• OBJECTIVE
In the copy, keep every record exact and leave out all images.

>> Start SOURCE MATERIAL

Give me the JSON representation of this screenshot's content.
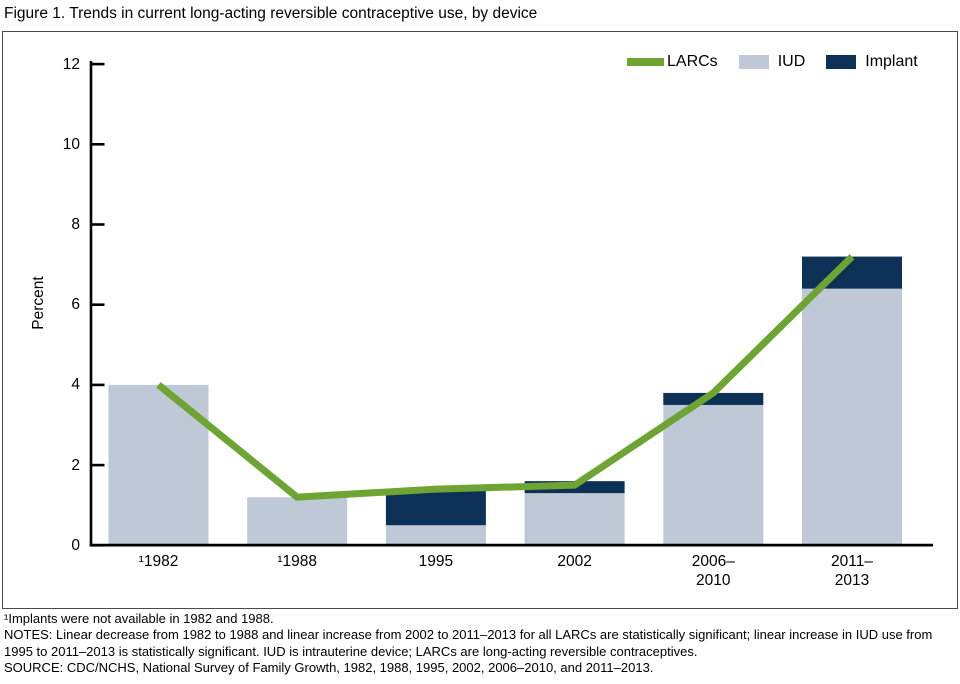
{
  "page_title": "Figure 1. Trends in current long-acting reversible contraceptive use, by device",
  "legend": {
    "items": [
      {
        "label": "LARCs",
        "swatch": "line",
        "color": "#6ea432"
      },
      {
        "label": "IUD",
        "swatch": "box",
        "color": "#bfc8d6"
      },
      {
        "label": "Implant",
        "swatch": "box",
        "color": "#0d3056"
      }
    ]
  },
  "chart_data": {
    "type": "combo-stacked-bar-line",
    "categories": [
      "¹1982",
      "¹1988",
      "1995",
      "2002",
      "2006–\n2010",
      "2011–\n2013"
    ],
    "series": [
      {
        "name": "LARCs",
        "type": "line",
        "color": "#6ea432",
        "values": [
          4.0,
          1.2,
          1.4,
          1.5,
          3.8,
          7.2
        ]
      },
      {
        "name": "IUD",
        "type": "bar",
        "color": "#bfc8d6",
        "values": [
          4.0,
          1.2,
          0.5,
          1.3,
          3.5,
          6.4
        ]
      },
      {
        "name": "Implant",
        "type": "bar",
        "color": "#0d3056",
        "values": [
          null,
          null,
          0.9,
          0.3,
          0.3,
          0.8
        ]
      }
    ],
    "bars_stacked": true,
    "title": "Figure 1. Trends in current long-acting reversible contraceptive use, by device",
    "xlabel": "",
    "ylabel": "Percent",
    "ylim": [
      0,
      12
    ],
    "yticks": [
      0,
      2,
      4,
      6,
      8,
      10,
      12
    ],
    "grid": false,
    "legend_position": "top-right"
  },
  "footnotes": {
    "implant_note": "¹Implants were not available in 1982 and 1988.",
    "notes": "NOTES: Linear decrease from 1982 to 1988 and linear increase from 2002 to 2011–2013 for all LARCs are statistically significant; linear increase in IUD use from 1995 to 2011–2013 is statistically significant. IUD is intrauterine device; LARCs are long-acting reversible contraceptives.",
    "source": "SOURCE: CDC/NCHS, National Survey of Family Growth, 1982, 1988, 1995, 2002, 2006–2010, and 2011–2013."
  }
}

>> End SOURCE MATERIAL

• EXERCISE RESULT
Give me the JSON representation of this screenshot's content.
{
  "page_title": "Figure 1. Trends in current long-acting reversible contraceptive use, by device",
  "legend": {
    "items": [
      {
        "label": "LARCs",
        "swatch": "line",
        "color": "#6ea432"
      },
      {
        "label": "IUD",
        "swatch": "box",
        "color": "#bfc8d6"
      },
      {
        "label": "Implant",
        "swatch": "box",
        "color": "#0d3056"
      }
    ]
  },
  "chart_data": {
    "type": "combo-stacked-bar-line",
    "categories": [
      "¹1982",
      "¹1988",
      "1995",
      "2002",
      "2006–\n2010",
      "2011–\n2013"
    ],
    "series": [
      {
        "name": "LARCs",
        "type": "line",
        "color": "#6ea432",
        "values": [
          4.0,
          1.2,
          1.4,
          1.5,
          3.8,
          7.2
        ]
      },
      {
        "name": "IUD",
        "type": "bar",
        "color": "#bfc8d6",
        "values": [
          4.0,
          1.2,
          0.5,
          1.3,
          3.5,
          6.4
        ]
      },
      {
        "name": "Implant",
        "type": "bar",
        "color": "#0d3056",
        "values": [
          null,
          null,
          0.9,
          0.3,
          0.3,
          0.8
        ]
      }
    ],
    "bars_stacked": true,
    "title": "Figure 1. Trends in current long-acting reversible contraceptive use, by device",
    "xlabel": "",
    "ylabel": "Percent",
    "ylim": [
      0,
      12
    ],
    "yticks": [
      0,
      2,
      4,
      6,
      8,
      10,
      12
    ],
    "grid": false,
    "legend_position": "top-right"
  },
  "footnotes": {
    "implant_note": "¹Implants were not available in 1982 and 1988.",
    "notes": "NOTES: Linear decrease from 1982 to 1988 and linear increase from 2002 to 2011–2013 for all LARCs are statistically significant; linear increase in IUD use from 1995 to 2011–2013 is statistically significant. IUD is intrauterine device; LARCs are long-acting reversible contraceptives.",
    "source": "SOURCE: CDC/NCHS, National Survey of Family Growth, 1982, 1988, 1995, 2002, 2006–2010, and 2011–2013."
  }
}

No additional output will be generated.